> **Task list**
1) From the passage on back-to-school contracts, set down the text between "Some parents are" and "on their successes.", inclusive.
2) Identify every line of the listing that contains the string "right" and copy each one.

> **Passage given**
Thursday, August 2, 2007

Contract For Success (Back-To-School lesson 2)

You and your child should plan the upcoming school year. Discuss your expectations of each other, and make an agreement, a contract, describing what you will both do to make this a successful school year. This should include realistic goals regarding grades, homework and study time, bedtime on school nights, and as many other school related concerns as is necessary. Special attention should be paid to areas in which there were problems last year. It may be helpful to develop a contract that focuses on one particular problem area. The agreement should include rewards that you will give for them meeting their goals. I'm big on rewards. I know a lot of parents feel that we shouldn't have to pay our kids for doing what they're supposed to do anyway. But, rewards help a LOT. They don't have to be expensive. Allowance, a special meal or outing, something meaningful to your child that they wouldn't get otherwise. Also include negative consequences that are appropriate if your child doesn't make the effort that they've agreed to.
Some parents are much heavier on the punishments than the rewards. Be careful that you are not. In fact, if the teacher is giving a punishment for some misbehavior at school, you don't have to add another one at home. Even though you have a contract, it's important to remember that this is your child, who makes mistakes (like all of us). It's important to be consistent, but be flexible when necessary. Focus on their successes.

> **Supplied data**
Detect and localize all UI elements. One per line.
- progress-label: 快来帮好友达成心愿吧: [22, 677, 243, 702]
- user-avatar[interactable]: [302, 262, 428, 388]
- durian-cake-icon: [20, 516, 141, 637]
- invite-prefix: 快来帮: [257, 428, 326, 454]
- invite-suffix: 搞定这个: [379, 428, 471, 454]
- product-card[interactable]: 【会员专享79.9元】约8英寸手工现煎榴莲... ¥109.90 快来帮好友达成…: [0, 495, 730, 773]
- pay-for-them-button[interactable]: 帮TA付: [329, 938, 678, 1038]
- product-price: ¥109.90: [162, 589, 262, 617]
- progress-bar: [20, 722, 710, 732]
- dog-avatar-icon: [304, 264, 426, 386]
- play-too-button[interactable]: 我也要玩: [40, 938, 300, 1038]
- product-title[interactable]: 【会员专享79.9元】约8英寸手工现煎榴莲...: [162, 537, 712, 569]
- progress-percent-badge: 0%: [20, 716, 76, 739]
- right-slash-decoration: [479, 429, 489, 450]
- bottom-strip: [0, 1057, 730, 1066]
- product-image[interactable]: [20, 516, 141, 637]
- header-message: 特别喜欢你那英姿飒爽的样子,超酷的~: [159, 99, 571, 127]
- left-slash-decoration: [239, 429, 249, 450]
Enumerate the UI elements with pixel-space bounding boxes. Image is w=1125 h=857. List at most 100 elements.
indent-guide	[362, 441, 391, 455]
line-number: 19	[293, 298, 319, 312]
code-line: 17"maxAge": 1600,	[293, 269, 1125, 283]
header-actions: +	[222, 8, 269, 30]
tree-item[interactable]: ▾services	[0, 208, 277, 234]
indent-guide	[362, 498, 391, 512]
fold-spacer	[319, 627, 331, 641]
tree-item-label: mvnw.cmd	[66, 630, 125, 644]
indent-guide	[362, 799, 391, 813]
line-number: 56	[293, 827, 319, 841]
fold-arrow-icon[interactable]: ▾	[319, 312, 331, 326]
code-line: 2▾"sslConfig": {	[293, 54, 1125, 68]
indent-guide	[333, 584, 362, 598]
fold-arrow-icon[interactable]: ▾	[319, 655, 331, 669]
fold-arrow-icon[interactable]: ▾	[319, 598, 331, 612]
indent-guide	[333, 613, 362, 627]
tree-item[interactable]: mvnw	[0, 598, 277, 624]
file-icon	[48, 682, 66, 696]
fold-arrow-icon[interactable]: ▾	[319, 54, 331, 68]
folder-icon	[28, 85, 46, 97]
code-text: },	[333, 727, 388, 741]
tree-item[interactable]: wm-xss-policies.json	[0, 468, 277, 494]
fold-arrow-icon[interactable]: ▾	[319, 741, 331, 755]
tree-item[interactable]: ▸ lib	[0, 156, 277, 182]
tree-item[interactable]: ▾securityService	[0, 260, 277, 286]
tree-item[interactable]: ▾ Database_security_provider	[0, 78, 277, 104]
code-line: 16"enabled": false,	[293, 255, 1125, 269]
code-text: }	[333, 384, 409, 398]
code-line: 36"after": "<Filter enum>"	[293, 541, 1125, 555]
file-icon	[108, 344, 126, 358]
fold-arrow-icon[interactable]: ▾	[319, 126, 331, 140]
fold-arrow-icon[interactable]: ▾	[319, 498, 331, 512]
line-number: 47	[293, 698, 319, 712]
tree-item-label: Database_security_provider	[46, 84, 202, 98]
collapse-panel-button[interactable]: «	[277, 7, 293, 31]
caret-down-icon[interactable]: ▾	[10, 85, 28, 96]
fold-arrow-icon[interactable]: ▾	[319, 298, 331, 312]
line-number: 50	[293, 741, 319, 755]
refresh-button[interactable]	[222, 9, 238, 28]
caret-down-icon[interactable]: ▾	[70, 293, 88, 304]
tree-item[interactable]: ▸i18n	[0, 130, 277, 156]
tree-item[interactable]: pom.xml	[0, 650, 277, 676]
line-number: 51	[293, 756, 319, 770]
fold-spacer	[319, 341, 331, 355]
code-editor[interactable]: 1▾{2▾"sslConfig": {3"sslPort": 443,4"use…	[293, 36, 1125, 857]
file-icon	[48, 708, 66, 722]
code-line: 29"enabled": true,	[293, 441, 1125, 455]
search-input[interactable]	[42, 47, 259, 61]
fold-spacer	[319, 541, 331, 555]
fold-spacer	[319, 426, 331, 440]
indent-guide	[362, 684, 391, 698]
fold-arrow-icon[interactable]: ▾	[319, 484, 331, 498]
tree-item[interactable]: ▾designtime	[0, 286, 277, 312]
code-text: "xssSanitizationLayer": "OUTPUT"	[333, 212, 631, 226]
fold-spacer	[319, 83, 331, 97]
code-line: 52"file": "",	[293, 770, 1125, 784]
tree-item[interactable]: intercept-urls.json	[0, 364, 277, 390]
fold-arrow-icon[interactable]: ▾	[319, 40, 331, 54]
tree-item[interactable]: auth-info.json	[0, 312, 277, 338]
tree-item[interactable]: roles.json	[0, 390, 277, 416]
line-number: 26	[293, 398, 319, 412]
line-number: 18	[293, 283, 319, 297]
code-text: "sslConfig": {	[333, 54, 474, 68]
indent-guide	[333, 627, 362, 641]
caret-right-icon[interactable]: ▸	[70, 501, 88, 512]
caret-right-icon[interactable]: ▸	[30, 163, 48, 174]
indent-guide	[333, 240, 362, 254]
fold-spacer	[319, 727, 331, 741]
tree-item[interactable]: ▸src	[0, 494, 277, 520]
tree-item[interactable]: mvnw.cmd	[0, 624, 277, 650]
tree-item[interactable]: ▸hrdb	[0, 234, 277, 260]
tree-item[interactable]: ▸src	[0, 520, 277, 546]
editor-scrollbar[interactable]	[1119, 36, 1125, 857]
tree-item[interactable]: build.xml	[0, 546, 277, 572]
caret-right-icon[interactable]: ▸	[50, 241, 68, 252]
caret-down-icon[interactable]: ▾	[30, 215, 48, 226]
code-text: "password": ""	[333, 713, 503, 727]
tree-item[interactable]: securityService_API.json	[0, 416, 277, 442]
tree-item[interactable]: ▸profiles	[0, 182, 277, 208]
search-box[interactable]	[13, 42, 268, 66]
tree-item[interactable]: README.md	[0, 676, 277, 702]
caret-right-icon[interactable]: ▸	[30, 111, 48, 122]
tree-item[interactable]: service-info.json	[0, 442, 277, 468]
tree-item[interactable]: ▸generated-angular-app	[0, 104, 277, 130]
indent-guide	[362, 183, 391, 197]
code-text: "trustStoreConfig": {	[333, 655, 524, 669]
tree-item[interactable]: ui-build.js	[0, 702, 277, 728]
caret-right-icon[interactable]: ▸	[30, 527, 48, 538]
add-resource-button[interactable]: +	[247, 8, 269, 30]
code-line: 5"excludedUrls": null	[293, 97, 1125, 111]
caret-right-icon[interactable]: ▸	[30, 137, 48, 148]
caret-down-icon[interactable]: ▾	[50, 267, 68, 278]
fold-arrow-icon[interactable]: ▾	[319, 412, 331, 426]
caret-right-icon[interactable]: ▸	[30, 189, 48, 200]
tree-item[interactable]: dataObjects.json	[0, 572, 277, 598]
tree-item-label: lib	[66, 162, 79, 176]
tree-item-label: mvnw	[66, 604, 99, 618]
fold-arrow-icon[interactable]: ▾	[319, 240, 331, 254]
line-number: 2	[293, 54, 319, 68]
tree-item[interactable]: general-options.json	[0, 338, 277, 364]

> **Correct answers**
1)
Some parents are much heavier on the punishments than the rewards. Be careful that you are not. In fact, if the teacher is giving a punishment for some misbehavior at school, you don't have to add another one at home. Even though you have a contract, it's important to remember that this is your child, who makes mistakes (like all of us). It's important to be consistent, but be flexible when necessary. Focus on their successes.

2)
- right-slash-decoration: [479, 429, 489, 450]
caret-right-icon[interactable]: ▸	[70, 501, 88, 512]
caret-right-icon[interactable]: ▸	[30, 163, 48, 174]
caret-right-icon[interactable]: ▸	[50, 241, 68, 252]
caret-right-icon[interactable]: ▸	[30, 111, 48, 122]
caret-right-icon[interactable]: ▸	[30, 527, 48, 538]
caret-right-icon[interactable]: ▸	[30, 137, 48, 148]
caret-right-icon[interactable]: ▸	[30, 189, 48, 200]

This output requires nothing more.